Recorded data:
☆ ☆ ☆ ☆ ☆ ☆ ☆

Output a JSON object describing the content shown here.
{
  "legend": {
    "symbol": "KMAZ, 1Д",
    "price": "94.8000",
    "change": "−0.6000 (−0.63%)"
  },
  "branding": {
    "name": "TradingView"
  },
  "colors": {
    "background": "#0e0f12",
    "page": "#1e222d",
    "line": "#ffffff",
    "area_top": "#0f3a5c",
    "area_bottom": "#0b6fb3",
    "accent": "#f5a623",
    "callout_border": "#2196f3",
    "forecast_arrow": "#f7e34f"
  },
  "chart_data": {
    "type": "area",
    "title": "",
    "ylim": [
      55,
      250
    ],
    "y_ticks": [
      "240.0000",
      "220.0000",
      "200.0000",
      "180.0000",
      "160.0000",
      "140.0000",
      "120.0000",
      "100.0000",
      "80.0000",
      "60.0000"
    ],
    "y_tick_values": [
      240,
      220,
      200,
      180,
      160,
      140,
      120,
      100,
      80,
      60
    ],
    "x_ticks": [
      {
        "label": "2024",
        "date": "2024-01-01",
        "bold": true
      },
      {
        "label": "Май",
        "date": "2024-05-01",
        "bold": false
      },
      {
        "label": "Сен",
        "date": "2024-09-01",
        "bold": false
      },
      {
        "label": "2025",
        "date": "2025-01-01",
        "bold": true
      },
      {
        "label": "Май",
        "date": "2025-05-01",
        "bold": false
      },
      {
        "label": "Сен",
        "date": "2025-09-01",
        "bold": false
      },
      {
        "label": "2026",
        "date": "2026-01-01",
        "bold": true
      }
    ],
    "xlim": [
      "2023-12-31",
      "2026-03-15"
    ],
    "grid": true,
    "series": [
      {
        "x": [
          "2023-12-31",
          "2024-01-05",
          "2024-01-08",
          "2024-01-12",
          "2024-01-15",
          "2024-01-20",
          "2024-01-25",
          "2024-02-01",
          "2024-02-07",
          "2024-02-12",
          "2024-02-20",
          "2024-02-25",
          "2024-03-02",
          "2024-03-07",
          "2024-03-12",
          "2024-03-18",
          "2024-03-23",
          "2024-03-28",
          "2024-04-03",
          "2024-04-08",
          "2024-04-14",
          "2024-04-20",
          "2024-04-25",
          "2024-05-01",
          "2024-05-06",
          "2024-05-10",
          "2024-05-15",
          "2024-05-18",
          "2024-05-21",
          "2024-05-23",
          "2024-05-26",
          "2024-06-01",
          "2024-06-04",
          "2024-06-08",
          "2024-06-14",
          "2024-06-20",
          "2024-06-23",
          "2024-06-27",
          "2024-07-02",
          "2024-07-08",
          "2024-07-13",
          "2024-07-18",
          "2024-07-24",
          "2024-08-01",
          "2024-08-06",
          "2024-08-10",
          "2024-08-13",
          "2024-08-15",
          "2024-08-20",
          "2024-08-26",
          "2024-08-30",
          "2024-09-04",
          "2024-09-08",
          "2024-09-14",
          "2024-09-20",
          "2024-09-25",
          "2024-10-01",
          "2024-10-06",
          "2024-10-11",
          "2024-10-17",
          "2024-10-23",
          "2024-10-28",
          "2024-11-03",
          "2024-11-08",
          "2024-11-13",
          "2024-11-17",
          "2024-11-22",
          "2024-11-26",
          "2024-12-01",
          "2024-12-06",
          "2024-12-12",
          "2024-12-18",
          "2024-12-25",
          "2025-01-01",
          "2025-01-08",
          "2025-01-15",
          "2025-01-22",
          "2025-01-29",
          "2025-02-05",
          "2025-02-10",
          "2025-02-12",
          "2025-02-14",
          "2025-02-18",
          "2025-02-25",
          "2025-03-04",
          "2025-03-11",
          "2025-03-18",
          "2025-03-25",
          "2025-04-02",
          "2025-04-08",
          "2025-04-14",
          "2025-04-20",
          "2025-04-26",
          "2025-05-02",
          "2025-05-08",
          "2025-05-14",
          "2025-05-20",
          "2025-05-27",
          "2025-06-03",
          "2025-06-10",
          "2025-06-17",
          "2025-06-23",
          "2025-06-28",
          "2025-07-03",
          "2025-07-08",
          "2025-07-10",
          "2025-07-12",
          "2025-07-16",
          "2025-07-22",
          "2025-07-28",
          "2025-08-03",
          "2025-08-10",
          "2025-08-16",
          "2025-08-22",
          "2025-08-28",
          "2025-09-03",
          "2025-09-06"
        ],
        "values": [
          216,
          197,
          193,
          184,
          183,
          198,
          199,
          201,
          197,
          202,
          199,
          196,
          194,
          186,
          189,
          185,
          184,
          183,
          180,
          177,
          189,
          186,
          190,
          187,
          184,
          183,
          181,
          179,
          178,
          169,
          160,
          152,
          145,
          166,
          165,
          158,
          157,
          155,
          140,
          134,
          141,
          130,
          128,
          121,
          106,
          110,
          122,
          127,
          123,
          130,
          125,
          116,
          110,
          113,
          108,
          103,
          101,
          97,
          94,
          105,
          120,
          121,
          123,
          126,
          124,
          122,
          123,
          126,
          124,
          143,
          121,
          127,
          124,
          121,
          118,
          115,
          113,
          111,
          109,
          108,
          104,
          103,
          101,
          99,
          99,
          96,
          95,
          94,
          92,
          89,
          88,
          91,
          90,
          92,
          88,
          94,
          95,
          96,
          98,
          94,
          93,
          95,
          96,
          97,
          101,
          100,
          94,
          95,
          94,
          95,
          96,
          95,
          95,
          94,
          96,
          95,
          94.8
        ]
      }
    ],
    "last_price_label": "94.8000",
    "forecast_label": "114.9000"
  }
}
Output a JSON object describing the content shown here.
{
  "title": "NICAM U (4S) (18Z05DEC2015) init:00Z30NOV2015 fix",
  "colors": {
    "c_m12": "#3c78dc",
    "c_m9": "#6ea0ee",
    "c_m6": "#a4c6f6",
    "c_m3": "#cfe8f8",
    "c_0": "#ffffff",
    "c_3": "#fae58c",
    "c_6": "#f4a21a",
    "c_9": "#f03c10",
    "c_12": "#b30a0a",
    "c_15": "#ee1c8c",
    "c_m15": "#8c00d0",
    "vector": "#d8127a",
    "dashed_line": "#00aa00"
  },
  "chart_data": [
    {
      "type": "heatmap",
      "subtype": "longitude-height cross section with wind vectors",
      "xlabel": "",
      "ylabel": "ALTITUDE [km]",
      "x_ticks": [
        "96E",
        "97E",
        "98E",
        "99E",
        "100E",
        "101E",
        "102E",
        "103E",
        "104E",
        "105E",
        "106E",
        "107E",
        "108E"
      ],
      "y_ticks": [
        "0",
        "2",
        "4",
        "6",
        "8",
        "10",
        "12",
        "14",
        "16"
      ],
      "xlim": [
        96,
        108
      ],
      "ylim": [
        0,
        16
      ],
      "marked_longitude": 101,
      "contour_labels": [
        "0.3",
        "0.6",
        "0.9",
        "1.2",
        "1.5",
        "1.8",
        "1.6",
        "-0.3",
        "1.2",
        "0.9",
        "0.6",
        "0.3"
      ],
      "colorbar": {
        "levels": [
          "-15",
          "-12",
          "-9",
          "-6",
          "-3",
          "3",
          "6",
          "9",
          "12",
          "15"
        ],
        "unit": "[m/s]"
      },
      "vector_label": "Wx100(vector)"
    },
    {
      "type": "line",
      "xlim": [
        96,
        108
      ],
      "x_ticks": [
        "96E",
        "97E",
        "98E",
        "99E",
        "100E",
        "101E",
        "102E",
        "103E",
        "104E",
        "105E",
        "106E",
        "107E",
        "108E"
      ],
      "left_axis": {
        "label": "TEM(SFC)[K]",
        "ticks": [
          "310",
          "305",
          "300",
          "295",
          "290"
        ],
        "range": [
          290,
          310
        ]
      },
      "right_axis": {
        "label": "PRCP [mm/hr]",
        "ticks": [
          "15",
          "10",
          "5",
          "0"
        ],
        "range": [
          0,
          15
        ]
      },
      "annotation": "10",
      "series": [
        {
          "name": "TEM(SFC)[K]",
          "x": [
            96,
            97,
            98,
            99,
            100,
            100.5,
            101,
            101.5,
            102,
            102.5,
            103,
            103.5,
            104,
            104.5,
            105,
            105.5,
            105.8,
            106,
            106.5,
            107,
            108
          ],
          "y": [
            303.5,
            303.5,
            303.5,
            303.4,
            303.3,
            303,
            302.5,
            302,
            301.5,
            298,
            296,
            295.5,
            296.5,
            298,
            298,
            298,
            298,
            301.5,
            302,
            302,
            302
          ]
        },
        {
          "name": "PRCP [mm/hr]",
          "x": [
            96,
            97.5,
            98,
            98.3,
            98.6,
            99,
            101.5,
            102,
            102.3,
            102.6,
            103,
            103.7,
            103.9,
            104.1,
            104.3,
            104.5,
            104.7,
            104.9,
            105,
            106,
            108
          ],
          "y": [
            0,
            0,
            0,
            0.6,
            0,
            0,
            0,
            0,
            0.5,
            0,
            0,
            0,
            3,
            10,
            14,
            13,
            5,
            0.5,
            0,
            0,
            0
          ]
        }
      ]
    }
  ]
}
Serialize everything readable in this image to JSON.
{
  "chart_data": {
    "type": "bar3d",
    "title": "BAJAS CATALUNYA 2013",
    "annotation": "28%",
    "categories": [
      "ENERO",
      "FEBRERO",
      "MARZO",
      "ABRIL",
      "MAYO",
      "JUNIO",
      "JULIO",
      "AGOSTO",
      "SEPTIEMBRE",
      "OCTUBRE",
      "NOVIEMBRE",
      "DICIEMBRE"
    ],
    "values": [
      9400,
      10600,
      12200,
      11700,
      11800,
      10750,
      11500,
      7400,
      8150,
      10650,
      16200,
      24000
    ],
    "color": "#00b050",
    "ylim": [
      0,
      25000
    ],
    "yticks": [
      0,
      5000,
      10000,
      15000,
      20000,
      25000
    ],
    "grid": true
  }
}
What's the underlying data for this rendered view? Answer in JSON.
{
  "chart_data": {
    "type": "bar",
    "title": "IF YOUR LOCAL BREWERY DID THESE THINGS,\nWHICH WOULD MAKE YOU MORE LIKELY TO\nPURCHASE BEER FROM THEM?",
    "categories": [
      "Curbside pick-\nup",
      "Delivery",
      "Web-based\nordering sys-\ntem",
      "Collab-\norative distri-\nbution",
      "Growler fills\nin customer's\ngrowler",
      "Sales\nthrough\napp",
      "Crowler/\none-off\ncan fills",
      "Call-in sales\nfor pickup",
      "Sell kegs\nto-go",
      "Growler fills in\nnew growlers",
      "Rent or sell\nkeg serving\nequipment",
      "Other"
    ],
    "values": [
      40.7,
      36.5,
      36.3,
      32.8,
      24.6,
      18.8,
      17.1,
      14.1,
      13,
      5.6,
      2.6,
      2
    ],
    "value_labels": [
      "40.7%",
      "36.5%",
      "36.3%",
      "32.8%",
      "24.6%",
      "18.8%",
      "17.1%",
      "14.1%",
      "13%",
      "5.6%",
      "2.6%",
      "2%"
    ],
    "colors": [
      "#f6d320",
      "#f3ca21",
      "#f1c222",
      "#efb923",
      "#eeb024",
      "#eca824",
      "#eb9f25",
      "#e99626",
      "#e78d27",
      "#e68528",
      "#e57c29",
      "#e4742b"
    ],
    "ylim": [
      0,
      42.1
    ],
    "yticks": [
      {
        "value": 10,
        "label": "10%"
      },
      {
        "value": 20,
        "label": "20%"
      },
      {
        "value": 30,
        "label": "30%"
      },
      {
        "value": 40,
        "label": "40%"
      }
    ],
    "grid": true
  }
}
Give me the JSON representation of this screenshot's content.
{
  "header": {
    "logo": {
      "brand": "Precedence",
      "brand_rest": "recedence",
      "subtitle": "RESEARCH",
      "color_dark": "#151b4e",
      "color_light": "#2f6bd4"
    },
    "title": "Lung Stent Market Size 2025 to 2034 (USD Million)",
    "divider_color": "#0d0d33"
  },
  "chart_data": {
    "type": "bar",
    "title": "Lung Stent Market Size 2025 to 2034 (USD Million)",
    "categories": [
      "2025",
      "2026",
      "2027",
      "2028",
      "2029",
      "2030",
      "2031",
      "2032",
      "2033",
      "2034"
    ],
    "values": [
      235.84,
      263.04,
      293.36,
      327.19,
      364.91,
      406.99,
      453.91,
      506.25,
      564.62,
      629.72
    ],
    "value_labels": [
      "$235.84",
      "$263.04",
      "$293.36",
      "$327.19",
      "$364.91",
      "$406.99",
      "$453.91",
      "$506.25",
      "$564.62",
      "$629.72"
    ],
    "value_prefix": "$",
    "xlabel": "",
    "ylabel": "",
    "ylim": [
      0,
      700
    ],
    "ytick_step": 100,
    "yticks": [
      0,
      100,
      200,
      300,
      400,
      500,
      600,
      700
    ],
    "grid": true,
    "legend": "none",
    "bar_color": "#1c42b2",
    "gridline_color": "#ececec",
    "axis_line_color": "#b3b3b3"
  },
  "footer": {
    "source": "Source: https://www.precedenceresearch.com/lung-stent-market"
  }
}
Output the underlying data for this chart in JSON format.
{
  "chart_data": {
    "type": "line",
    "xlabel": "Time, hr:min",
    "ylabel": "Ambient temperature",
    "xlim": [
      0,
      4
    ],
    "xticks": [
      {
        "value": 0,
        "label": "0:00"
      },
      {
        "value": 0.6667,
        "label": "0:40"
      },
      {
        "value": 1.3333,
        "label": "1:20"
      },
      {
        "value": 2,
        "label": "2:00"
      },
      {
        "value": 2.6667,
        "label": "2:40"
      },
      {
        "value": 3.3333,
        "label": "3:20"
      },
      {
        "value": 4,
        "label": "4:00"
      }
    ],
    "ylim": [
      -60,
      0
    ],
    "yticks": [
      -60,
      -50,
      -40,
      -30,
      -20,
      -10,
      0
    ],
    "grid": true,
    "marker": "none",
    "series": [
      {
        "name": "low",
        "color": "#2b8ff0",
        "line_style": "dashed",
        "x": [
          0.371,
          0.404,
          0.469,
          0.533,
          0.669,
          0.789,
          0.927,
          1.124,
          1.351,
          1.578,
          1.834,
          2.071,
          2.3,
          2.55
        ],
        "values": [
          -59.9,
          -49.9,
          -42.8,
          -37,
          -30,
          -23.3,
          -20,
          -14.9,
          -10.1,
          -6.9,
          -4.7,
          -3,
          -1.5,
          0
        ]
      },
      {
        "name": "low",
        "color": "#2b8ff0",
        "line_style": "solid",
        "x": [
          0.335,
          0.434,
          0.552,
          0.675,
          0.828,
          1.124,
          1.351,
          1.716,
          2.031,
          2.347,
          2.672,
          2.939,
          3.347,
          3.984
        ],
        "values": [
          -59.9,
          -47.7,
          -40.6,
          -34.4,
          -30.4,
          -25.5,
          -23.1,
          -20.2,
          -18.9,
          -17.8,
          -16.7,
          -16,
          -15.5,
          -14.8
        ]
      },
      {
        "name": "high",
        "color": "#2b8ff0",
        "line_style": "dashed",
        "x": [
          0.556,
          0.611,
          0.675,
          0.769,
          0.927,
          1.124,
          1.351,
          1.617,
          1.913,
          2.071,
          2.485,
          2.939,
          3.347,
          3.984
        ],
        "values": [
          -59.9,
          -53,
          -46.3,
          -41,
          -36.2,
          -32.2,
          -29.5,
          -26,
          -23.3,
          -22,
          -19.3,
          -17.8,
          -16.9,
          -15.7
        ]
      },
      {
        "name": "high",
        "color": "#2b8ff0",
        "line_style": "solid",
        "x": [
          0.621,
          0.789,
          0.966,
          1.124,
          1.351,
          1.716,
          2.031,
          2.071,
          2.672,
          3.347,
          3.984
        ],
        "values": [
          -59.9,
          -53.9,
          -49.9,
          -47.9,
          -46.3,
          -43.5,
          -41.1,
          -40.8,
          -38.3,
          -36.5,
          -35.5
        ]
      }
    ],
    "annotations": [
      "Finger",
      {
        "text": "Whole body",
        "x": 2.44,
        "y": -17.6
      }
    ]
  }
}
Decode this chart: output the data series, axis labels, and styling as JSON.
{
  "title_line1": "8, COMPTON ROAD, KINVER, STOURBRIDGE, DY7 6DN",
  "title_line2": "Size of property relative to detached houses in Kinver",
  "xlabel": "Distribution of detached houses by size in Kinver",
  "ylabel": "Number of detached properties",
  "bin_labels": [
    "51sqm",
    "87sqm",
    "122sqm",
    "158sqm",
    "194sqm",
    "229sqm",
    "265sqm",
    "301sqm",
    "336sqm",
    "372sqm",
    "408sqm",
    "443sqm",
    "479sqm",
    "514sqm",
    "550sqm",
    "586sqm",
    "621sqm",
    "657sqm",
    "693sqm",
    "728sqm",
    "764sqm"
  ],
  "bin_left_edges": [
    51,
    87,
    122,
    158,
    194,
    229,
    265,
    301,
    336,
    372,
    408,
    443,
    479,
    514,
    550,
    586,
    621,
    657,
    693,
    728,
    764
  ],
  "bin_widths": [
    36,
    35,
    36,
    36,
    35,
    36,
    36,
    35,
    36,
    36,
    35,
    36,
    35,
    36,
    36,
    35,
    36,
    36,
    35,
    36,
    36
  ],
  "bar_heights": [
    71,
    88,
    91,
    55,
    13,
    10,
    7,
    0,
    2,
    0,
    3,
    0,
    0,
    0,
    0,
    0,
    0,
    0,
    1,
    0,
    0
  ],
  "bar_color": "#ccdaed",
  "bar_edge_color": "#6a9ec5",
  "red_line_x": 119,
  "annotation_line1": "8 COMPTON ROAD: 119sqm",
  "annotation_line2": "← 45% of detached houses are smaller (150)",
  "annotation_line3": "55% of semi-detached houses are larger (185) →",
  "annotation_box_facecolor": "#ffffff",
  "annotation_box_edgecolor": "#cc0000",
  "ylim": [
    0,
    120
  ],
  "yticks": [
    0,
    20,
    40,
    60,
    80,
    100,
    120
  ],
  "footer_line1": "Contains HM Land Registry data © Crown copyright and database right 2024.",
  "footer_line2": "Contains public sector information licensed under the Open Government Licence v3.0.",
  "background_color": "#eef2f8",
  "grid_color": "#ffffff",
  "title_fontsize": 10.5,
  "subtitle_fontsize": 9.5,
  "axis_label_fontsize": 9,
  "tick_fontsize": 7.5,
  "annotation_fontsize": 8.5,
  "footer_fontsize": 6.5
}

☆ ☆ ☆ ☆ ☆ ☆ ☆

What you will do: List each line in the listing that contains the string "this".

Completed task:
Serialize everything readable in this image to JSON.
What's the underlying data for this rendered view? Answer in JSON.
Give me the JSON representation of this screenshot's content.
Output the underlying data for this chart in JSON format.
Decode this chart: output the data series, axis labels, and styling as JSON.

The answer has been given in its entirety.